**Questions**.
**1.** For each statement below, decide whether the passage about the MHR supports it, answering yes or no and quoting the deciding words of the passage. (a) The ADHA estimates savings of up to $7515 per patient per year. (b) The AMA and the RACGP oppose the MHR. (c) The PECHR came after the MHR.
**2.** Reproduce the part of the passage about the MHR starting at "Which is a long" and ending at "to wonder why.".

:: Passage provided ::

If you don’t think these estimates are fluffy then try to find the detailed modelling that the ADHA has done to get to their figures.

We guess the ADHA is confident in their $123 million number because some of the other numbers they spruik for potential savings are astronomical. For example, they estimate that you might save up to $7515 per patient per year, if you get the MHR right and avoid doctors having to look for a lot of currently hard to access information. I can’t even calculate that saving per annum. But it’s a long way into the billions I’m sure.

Which is a long way from $123 million. Why such a big variation? The ADHA also say that 6.5% of pathology tests and 4.4% of imaging tests are avoidable and the MHR will go a long way to avoiding these costs. That’s also well into the billions.

You can see why people want to have a working MHR. It’s not like there aren’t good reasons. But there still aren’t any good figures at this point we can rely on, or a means of measuring progress easily and success. Given these potential numbers you have to wonder why.

  1. Could you stop the MHR train now if you wanted to?

The simple  answer is no, you could not. The MHR is a giant and slow moving freight train, the line in view ahead is in reasonable condition so there are no impending derailment chances, and every carriage in a cascade of politicians, industry bodies (including the AMA and the RACGP) are all in line, all the way up to our Health Minister Greg Hunt, and as of this weeks media splurge, even the Prime Minister. No-one is stopping this thing. At least not today.

The MHR was a double down bet on what many saw as a huge failure in the PECHR (its predecessor). The way these things work is they take a long time for failure to be recognised. It was recognised in the NEHTA and the PECHR so, like the US in Iraq, it was decided that what was needed was more of the same firepower. There was no real assessment of the things that were going wrong. We didn’t change our strategy to adapt for the failures made in the first surge.

:::
:: Input data ::

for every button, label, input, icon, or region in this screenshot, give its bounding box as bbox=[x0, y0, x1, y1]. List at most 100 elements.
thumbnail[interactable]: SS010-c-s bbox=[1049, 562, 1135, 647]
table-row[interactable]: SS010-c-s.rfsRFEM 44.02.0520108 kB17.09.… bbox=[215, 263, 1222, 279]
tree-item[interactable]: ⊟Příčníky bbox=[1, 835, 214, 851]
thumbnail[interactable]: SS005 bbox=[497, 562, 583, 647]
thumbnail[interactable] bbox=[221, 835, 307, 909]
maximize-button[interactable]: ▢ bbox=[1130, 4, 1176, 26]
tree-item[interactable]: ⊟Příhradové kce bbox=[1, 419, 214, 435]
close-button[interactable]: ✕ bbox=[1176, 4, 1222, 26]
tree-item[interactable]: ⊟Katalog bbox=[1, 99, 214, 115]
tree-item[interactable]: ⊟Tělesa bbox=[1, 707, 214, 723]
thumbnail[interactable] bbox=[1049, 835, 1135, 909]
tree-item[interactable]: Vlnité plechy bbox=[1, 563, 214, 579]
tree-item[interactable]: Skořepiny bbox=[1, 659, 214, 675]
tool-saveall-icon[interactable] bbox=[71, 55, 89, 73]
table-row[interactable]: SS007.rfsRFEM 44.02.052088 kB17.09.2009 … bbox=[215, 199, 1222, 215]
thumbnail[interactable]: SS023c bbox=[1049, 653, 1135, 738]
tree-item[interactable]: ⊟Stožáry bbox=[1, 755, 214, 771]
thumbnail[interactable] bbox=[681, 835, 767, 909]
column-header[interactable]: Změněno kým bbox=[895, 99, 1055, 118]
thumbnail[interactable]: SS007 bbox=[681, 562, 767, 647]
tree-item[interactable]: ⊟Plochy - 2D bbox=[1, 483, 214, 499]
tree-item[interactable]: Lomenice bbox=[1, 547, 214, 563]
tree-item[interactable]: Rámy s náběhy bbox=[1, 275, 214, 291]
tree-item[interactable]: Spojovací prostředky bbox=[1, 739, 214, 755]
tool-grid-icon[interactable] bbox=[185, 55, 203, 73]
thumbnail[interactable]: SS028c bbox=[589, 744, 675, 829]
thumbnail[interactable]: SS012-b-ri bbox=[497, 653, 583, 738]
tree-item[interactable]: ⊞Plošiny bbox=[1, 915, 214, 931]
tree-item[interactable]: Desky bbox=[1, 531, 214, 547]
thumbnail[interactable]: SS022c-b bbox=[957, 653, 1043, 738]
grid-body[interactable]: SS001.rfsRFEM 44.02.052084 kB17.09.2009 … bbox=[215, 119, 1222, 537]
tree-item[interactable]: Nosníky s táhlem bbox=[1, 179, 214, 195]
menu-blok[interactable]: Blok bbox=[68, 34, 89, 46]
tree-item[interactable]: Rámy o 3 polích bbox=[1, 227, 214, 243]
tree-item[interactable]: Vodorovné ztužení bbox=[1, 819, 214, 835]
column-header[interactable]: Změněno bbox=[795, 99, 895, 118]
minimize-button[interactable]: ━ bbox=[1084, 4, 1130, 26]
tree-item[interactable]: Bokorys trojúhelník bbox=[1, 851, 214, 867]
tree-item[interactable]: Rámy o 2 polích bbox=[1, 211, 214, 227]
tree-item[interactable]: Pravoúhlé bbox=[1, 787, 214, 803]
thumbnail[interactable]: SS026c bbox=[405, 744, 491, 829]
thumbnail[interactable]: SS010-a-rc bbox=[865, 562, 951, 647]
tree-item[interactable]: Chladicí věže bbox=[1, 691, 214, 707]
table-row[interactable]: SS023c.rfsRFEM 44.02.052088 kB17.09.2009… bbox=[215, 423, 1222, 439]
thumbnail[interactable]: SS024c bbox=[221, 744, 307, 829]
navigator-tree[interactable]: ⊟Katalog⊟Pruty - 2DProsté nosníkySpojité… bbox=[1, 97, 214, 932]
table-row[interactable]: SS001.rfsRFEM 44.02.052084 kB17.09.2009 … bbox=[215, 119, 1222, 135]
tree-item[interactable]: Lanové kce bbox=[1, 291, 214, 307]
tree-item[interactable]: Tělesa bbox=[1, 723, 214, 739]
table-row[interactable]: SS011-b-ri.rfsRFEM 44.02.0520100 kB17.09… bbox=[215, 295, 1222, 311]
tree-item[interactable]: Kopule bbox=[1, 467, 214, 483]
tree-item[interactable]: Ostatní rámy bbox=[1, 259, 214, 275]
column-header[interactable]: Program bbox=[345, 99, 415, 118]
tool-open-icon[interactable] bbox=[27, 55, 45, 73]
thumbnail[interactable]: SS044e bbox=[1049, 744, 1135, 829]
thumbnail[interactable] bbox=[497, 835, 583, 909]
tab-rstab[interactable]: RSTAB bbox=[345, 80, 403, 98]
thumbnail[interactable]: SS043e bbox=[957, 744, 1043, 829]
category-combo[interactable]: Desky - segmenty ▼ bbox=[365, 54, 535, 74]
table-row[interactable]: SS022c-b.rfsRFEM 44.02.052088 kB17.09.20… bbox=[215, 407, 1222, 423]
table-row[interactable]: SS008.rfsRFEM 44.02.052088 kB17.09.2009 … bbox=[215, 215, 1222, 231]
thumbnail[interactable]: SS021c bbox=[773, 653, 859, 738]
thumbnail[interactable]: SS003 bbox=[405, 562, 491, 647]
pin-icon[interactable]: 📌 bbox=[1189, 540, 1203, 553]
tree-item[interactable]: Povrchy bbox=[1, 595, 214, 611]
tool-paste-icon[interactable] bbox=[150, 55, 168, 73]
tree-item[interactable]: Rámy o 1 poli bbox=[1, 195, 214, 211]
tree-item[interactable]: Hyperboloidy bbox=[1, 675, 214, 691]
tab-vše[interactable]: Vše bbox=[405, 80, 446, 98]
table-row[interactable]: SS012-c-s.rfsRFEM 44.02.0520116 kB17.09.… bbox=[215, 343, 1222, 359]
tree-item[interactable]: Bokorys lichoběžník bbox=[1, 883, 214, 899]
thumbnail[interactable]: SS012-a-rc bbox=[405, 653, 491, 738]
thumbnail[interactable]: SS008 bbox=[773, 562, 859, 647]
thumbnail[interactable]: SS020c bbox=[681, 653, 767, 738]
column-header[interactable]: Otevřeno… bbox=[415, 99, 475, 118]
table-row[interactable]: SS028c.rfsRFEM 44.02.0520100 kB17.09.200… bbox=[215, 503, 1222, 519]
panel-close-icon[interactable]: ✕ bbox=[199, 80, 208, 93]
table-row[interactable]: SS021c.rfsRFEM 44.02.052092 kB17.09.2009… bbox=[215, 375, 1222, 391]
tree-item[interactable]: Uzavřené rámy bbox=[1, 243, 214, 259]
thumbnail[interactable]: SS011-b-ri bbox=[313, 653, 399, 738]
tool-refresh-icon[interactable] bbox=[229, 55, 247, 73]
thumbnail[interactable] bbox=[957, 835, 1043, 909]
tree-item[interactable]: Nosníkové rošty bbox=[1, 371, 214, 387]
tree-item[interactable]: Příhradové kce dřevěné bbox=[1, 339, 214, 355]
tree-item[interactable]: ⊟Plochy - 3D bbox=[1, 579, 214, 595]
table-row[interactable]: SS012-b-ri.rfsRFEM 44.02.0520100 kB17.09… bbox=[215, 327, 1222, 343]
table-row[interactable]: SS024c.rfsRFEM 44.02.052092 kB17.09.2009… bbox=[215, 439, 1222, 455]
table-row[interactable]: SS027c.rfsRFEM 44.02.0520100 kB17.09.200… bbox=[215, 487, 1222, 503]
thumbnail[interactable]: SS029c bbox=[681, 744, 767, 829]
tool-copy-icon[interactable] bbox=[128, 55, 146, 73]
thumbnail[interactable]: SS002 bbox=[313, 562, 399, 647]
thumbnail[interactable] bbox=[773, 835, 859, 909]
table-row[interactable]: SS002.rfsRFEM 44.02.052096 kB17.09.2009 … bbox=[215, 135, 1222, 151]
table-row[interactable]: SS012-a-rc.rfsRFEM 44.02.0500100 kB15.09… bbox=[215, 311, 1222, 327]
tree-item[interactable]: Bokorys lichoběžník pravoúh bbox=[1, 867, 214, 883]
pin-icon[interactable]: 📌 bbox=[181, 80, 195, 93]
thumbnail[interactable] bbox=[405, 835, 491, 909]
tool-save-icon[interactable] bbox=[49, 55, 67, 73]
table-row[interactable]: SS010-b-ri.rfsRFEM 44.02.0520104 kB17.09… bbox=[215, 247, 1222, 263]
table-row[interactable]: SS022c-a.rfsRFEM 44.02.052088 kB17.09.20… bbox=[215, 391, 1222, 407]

:::

**Solutions to the problems**.
**1.**
(a) Yes: "they estimate that you might save up to $7515 per patient per year"
(b) No: "industry bodies (including the AMA and the RACGP) are all in line"
(c) No: "the PECHR (its predecessor)"

**2.**
Which is a long way from $123 million. Why such a big variation? The ADHA also say that 6.5% of pathology tests and 4.4% of imaging tests are avoidable and the MHR will go a long way to avoiding these costs. That’s also well into the billions.

You can see why people want to have a working MHR. It’s not like there aren’t good reasons. But there still aren’t any good figures at this point we can rely on, or a means of measuring progress easily and success. Given these potential numbers you have to wonder why.